Problem » The records that follow must be reproduced in full, exactly as written.

Data excerpts
#####
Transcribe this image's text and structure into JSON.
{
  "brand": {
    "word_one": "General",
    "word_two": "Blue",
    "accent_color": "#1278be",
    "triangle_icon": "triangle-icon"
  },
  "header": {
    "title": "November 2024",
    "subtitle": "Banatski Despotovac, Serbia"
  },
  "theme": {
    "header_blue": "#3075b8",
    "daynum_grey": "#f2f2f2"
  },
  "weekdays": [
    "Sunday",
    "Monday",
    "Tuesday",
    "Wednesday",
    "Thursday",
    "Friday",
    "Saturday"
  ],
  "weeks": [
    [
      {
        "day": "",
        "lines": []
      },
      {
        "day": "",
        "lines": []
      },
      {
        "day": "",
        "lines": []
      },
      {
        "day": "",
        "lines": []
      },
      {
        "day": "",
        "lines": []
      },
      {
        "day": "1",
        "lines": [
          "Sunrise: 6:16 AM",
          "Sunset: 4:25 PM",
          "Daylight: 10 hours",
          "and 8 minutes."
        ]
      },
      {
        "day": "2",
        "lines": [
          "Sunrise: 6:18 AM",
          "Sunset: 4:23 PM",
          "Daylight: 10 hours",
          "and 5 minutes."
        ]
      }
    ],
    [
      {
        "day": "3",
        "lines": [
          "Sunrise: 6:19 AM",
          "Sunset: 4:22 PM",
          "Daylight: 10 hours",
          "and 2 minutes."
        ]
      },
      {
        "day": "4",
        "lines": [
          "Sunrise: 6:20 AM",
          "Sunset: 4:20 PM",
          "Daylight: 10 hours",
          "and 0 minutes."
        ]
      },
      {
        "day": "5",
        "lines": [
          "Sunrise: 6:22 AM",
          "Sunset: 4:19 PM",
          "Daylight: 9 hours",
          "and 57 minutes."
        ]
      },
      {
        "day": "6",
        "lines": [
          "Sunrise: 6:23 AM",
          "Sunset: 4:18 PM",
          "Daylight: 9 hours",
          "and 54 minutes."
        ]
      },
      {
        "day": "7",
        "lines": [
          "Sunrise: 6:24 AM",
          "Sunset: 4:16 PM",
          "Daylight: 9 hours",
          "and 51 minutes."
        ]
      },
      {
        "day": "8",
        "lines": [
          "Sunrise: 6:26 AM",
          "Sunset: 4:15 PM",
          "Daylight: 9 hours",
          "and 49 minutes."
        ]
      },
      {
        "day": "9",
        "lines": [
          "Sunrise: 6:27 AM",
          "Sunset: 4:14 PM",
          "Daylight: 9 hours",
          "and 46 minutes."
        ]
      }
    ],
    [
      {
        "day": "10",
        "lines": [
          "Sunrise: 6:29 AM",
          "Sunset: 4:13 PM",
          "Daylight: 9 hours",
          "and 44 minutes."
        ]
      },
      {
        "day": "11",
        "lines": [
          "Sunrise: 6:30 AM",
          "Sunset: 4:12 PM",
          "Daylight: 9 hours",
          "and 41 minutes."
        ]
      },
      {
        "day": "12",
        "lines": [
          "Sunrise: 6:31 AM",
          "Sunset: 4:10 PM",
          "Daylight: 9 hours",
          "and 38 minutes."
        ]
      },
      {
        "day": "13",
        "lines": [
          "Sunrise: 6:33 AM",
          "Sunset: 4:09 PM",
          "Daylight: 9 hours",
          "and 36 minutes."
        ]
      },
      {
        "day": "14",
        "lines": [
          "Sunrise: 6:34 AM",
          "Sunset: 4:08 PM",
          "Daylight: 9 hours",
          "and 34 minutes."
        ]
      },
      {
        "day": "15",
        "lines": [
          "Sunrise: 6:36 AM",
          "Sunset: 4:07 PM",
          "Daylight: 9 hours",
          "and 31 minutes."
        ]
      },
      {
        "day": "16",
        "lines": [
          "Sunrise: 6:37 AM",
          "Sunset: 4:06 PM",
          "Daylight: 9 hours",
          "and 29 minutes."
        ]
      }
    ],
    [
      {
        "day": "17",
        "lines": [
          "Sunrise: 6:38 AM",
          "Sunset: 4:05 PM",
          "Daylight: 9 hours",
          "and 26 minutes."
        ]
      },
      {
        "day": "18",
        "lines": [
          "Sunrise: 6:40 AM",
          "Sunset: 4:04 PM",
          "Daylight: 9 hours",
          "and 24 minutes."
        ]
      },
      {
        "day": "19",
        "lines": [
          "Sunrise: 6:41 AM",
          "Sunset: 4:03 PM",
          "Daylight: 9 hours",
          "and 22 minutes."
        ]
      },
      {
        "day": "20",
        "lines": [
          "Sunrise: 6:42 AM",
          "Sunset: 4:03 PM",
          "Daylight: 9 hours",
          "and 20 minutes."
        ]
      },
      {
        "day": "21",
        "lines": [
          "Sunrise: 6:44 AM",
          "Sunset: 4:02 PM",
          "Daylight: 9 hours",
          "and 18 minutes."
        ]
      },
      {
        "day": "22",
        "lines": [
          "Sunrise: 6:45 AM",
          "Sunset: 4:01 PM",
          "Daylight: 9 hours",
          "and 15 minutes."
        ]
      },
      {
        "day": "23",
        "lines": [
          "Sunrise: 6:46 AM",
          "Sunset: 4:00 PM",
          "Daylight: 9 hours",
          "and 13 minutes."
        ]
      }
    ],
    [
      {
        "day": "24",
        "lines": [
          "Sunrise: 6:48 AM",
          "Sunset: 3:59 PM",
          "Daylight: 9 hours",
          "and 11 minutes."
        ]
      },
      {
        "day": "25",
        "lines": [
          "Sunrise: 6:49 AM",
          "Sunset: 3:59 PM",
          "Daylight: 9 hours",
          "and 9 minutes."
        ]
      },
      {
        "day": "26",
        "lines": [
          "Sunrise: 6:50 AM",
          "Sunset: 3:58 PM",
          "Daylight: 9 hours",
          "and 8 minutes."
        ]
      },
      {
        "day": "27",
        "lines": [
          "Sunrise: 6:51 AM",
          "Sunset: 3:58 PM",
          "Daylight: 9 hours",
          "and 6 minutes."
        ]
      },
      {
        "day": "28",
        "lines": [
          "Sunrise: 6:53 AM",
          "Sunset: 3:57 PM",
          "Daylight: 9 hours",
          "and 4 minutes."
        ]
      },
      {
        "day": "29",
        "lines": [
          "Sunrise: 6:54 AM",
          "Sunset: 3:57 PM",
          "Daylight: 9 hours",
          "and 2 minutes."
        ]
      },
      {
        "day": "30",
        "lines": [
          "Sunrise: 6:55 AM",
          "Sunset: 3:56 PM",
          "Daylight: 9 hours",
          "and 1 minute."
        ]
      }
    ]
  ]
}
#####
Result for this exercise »
Transcribe this image's text and structure into JSON.
{
  "brand": {
    "word_one": "General",
    "word_two": "Blue",
    "accent_color": "#1278be",
    "triangle_icon": "triangle-icon"
  },
  "header": {
    "title": "November 2024",
    "subtitle": "Banatski Despotovac, Serbia"
  },
  "theme": {
    "header_blue": "#3075b8",
    "daynum_grey": "#f2f2f2"
  },
  "weekdays": [
    "Sunday",
    "Monday",
    "Tuesday",
    "Wednesday",
    "Thursday",
    "Friday",
    "Saturday"
  ],
  "weeks": [
    [
      {
        "day": "",
        "lines": []
      },
      {
        "day": "",
        "lines": []
      },
      {
        "day": "",
        "lines": []
      },
      {
        "day": "",
        "lines": []
      },
      {
        "day": "",
        "lines": []
      },
      {
        "day": "1",
        "lines": [
          "Sunrise: 6:16 AM",
          "Sunset: 4:25 PM",
          "Daylight: 10 hours",
          "and 8 minutes."
        ]
      },
      {
        "day": "2",
        "lines": [
          "Sunrise: 6:18 AM",
          "Sunset: 4:23 PM",
          "Daylight: 10 hours",
          "and 5 minutes."
        ]
      }
    ],
    [
      {
        "day": "3",
        "lines": [
          "Sunrise: 6:19 AM",
          "Sunset: 4:22 PM",
          "Daylight: 10 hours",
          "and 2 minutes."
        ]
      },
      {
        "day": "4",
        "lines": [
          "Sunrise: 6:20 AM",
          "Sunset: 4:20 PM",
          "Daylight: 10 hours",
          "and 0 minutes."
        ]
      },
      {
        "day": "5",
        "lines": [
          "Sunrise: 6:22 AM",
          "Sunset: 4:19 PM",
          "Daylight: 9 hours",
          "and 57 minutes."
        ]
      },
      {
        "day": "6",
        "lines": [
          "Sunrise: 6:23 AM",
          "Sunset: 4:18 PM",
          "Daylight: 9 hours",
          "and 54 minutes."
        ]
      },
      {
        "day": "7",
        "lines": [
          "Sunrise: 6:24 AM",
          "Sunset: 4:16 PM",
          "Daylight: 9 hours",
          "and 51 minutes."
        ]
      },
      {
        "day": "8",
        "lines": [
          "Sunrise: 6:26 AM",
          "Sunset: 4:15 PM",
          "Daylight: 9 hours",
          "and 49 minutes."
        ]
      },
      {
        "day": "9",
        "lines": [
          "Sunrise: 6:27 AM",
          "Sunset: 4:14 PM",
          "Daylight: 9 hours",
          "and 46 minutes."
        ]
      }
    ],
    [
      {
        "day": "10",
        "lines": [
          "Sunrise: 6:29 AM",
          "Sunset: 4:13 PM",
          "Daylight: 9 hours",
          "and 44 minutes."
        ]
      },
      {
        "day": "11",
        "lines": [
          "Sunrise: 6:30 AM",
          "Sunset: 4:12 PM",
          "Daylight: 9 hours",
          "and 41 minutes."
        ]
      },
      {
        "day": "12",
        "lines": [
          "Sunrise: 6:31 AM",
          "Sunset: 4:10 PM",
          "Daylight: 9 hours",
          "and 38 minutes."
        ]
      },
      {
        "day": "13",
        "lines": [
          "Sunrise: 6:33 AM",
          "Sunset: 4:09 PM",
          "Daylight: 9 hours",
          "and 36 minutes."
        ]
      },
      {
        "day": "14",
        "lines": [
          "Sunrise: 6:34 AM",
          "Sunset: 4:08 PM",
          "Daylight: 9 hours",
          "and 34 minutes."
        ]
      },
      {
        "day": "15",
        "lines": [
          "Sunrise: 6:36 AM",
          "Sunset: 4:07 PM",
          "Daylight: 9 hours",
          "and 31 minutes."
        ]
      },
      {
        "day": "16",
        "lines": [
          "Sunrise: 6:37 AM",
          "Sunset: 4:06 PM",
          "Daylight: 9 hours",
          "and 29 minutes."
        ]
      }
    ],
    [
      {
        "day": "17",
        "lines": [
          "Sunrise: 6:38 AM",
          "Sunset: 4:05 PM",
          "Daylight: 9 hours",
          "and 26 minutes."
        ]
      },
      {
        "day": "18",
        "lines": [
          "Sunrise: 6:40 AM",
          "Sunset: 4:04 PM",
          "Daylight: 9 hours",
          "and 24 minutes."
        ]
      },
      {
        "day": "19",
        "lines": [
          "Sunrise: 6:41 AM",
          "Sunset: 4:03 PM",
          "Daylight: 9 hours",
          "and 22 minutes."
        ]
      },
      {
        "day": "20",
        "lines": [
          "Sunrise: 6:42 AM",
          "Sunset: 4:03 PM",
          "Daylight: 9 hours",
          "and 20 minutes."
        ]
      },
      {
        "day": "21",
        "lines": [
          "Sunrise: 6:44 AM",
          "Sunset: 4:02 PM",
          "Daylight: 9 hours",
          "and 18 minutes."
        ]
      },
      {
        "day": "22",
        "lines": [
          "Sunrise: 6:45 AM",
          "Sunset: 4:01 PM",
          "Daylight: 9 hours",
          "and 15 minutes."
        ]
      },
      {
        "day": "23",
        "lines": [
          "Sunrise: 6:46 AM",
          "Sunset: 4:00 PM",
          "Daylight: 9 hours",
          "and 13 minutes."
        ]
      }
    ],
    [
      {
        "day": "24",
        "lines": [
          "Sunrise: 6:48 AM",
          "Sunset: 3:59 PM",
          "Daylight: 9 hours",
          "and 11 minutes."
        ]
      },
      {
        "day": "25",
        "lines": [
          "Sunrise: 6:49 AM",
          "Sunset: 3:59 PM",
          "Daylight: 9 hours",
          "and 9 minutes."
        ]
      },
      {
        "day": "26",
        "lines": [
          "Sunrise: 6:50 AM",
          "Sunset: 3:58 PM",
          "Daylight: 9 hours",
          "and 8 minutes."
        ]
      },
      {
        "day": "27",
        "lines": [
          "Sunrise: 6:51 AM",
          "Sunset: 3:58 PM",
          "Daylight: 9 hours",
          "and 6 minutes."
        ]
      },
      {
        "day": "28",
        "lines": [
          "Sunrise: 6:53 AM",
          "Sunset: 3:57 PM",
          "Daylight: 9 hours",
          "and 4 minutes."
        ]
      },
      {
        "day": "29",
        "lines": [
          "Sunrise: 6:54 AM",
          "Sunset: 3:57 PM",
          "Daylight: 9 hours",
          "and 2 minutes."
        ]
      },
      {
        "day": "30",
        "lines": [
          "Sunrise: 6:55 AM",
          "Sunset: 3:56 PM",
          "Daylight: 9 hours",
          "and 1 minute."
        ]
      }
    ]
  ]
}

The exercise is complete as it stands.